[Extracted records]
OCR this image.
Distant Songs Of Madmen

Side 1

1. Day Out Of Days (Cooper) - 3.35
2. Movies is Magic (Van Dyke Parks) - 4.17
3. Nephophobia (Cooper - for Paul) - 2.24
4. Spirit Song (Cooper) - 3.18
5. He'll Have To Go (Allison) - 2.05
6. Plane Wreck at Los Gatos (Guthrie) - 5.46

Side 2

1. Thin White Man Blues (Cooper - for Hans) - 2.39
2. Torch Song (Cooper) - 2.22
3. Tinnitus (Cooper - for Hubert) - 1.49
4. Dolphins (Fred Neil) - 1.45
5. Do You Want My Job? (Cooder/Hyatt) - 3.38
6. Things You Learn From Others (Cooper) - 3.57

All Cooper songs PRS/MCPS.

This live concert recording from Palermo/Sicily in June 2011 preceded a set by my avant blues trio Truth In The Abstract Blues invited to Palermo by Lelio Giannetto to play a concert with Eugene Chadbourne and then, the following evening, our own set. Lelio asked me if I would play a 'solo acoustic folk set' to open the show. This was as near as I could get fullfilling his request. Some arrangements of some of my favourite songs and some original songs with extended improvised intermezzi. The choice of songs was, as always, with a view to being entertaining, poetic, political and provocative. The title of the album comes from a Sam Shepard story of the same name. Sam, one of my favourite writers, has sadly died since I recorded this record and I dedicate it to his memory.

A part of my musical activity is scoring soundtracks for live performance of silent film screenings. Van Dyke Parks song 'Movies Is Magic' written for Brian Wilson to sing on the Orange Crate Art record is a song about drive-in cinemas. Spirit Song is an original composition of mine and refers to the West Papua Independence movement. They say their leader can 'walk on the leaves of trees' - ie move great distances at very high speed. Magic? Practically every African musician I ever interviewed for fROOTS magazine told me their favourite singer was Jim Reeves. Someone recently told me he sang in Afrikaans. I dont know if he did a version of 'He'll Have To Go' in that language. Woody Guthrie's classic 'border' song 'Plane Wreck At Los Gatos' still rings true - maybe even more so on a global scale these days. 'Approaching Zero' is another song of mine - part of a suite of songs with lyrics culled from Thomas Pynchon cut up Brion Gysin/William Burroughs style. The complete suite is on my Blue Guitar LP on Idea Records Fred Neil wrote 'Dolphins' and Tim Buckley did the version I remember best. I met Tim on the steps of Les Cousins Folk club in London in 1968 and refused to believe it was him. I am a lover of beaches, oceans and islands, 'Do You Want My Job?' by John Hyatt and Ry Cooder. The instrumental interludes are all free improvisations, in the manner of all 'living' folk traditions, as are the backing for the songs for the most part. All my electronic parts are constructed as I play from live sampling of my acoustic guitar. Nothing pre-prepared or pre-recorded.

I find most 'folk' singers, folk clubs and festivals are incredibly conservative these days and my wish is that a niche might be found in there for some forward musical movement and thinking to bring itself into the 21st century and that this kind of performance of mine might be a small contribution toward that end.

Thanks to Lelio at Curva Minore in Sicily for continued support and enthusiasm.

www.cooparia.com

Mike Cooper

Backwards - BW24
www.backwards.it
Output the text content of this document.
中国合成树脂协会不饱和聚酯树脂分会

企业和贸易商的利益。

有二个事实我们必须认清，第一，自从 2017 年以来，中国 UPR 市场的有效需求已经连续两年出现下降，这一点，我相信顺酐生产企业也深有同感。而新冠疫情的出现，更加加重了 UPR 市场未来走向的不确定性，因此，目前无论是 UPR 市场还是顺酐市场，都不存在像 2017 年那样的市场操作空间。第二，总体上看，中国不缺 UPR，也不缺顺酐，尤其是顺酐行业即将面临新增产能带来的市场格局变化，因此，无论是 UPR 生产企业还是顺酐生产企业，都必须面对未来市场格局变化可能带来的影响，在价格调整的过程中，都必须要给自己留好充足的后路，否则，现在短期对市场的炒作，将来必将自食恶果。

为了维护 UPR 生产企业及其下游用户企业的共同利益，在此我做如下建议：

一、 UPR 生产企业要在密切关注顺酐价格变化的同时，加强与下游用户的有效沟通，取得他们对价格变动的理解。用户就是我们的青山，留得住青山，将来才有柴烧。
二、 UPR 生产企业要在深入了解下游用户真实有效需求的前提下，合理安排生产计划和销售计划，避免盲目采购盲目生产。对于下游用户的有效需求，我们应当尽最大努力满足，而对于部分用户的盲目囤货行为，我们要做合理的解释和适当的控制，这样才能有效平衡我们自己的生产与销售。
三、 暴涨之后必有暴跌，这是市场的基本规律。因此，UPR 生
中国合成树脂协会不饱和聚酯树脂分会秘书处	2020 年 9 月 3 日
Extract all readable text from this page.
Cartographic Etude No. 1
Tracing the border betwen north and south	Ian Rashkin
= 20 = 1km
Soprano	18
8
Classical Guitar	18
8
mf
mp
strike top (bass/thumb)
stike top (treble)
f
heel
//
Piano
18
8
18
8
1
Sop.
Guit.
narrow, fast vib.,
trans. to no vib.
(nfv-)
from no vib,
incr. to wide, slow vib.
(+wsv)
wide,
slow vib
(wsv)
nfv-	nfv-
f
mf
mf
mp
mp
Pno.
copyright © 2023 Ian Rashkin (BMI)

◆ STATED TASK ◆
Each record must be returned exactly as it is written.

◆ EXERCISE OUTPUT ◆
OCR this image.
Distant Songs Of Madmen

Side 1

1. Day Out Of Days (Cooper) - 3.35
2. Movies is Magic (Van Dyke Parks) - 4.17
3. Nephophobia (Cooper - for Paul) - 2.24
4. Spirit Song (Cooper) - 3.18
5. He'll Have To Go (Allison) - 2.05
6. Plane Wreck at Los Gatos (Guthrie) - 5.46

Side 2

1. Thin White Man Blues (Cooper - for Hans) - 2.39
2. Torch Song (Cooper) - 2.22
3. Tinnitus (Cooper - for Hubert) - 1.49
4. Dolphins (Fred Neil) - 1.45
5. Do You Want My Job? (Cooder/Hyatt) - 3.38
6. Things You Learn From Others (Cooper) - 3.57

All Cooper songs PRS/MCPS.

This live concert recording from Palermo/Sicily in June 2011 preceded a set by my avant blues trio Truth In The Abstract Blues invited to Palermo by Lelio Giannetto to play a concert with Eugene Chadbourne and then, the following evening, our own set. Lelio asked me if I would play a 'solo acoustic folk set' to open the show. This was as near as I could get fullfilling his request. Some arrangements of some of my favourite songs and some original songs with extended improvised intermezzi. The choice of songs was, as always, with a view to being entertaining, poetic, political and provocative. The title of the album comes from a Sam Shepard story of the same name. Sam, one of my favourite writers, has sadly died since I recorded this record and I dedicate it to his memory.

A part of my musical activity is scoring soundtracks for live performance of silent film screenings. Van Dyke Parks song 'Movies Is Magic' written for Brian Wilson to sing on the Orange Crate Art record is a song about drive-in cinemas. Spirit Song is an original composition of mine and refers to the West Papua Independence movement. They say their leader can 'walk on the leaves of trees' - ie move great distances at very high speed. Magic? Practically every African musician I ever interviewed for fROOTS magazine told me their favourite singer was Jim Reeves. Someone recently told me he sang in Afrikaans. I dont know if he did a version of 'He'll Have To Go' in that language. Woody Guthrie's classic 'border' song 'Plane Wreck At Los Gatos' still rings true - maybe even more so on a global scale these days. 'Approaching Zero' is another song of mine - part of a suite of songs with lyrics culled from Thomas Pynchon cut up Brion Gysin/William Burroughs style. The complete suite is on my Blue Guitar LP on Idea Records Fred Neil wrote 'Dolphins' and Tim Buckley did the version I remember best. I met Tim on the steps of Les Cousins Folk club in London in 1968 and refused to believe it was him. I am a lover of beaches, oceans and islands, 'Do You Want My Job?' by John Hyatt and Ry Cooder. The instrumental interludes are all free improvisations, in the manner of all 'living' folk traditions, as are the backing for the songs for the most part. All my electronic parts are constructed as I play from live sampling of my acoustic guitar. Nothing pre-prepared or pre-recorded.

I find most 'folk' singers, folk clubs and festivals are incredibly conservative these days and my wish is that a niche might be found in there for some forward musical movement and thinking to bring itself into the 21st century and that this kind of performance of mine might be a small contribution toward that end.

Thanks to Lelio at Curva Minore in Sicily for continued support and enthusiasm.

www.cooparia.com

Mike Cooper

Backwards - BW24
www.backwards.it
Output the text content of this document.
中国合成树脂协会不饱和聚酯树脂分会

企业和贸易商的利益。

有二个事实我们必须认清，第一，自从 2017 年以来，中国 UPR 市场的有效需求已经连续两年出现下降，这一点，我相信顺酐生产企业也深有同感。而新冠疫情的出现，更加加重了 UPR 市场未来走向的不确定性，因此，目前无论是 UPR 市场还是顺酐市场，都不存在像 2017 年那样的市场操作空间。第二，总体上看，中国不缺 UPR，也不缺顺酐，尤其是顺酐行业即将面临新增产能带来的市场格局变化，因此，无论是 UPR 生产企业还是顺酐生产企业，都必须面对未来市场格局变化可能带来的影响，在价格调整的过程中，都必须要给自己留好充足的后路，否则，现在短期对市场的炒作，将来必将自食恶果。

为了维护 UPR 生产企业及其下游用户企业的共同利益，在此我做如下建议：

一、 UPR 生产企业要在密切关注顺酐价格变化的同时，加强与下游用户的有效沟通，取得他们对价格变动的理解。用户就是我们的青山，留得住青山，将来才有柴烧。
二、 UPR 生产企业要在深入了解下游用户真实有效需求的前提下，合理安排生产计划和销售计划，避免盲目采购盲目生产。对于下游用户的有效需求，我们应当尽最大努力满足，而对于部分用户的盲目囤货行为，我们要做合理的解释和适当的控制，这样才能有效平衡我们自己的生产与销售。
三、 暴涨之后必有暴跌，这是市场的基本规律。因此，UPR 生
中国合成树脂协会不饱和聚酯树脂分会秘书处	2020 年 9 月 3 日
Extract all readable text from this page.
Cartographic Etude No. 1
Tracing the border betwen north and south	Ian Rashkin
= 20 = 1km
Soprano	18
8
Classical Guitar	18
8
mf
mp
strike top (bass/thumb)
stike top (treble)
f
heel
//
Piano
18
8
18
8
1
Sop.
Guit.
narrow, fast vib.,
trans. to no vib.
(nfv-)
from no vib,
incr. to wide, slow vib.
(+wsv)
wide,
slow vib
(wsv)
nfv-	nfv-
f
mf
mf
mp
mp
Pno.
copyright © 2023 Ian Rashkin (BMI)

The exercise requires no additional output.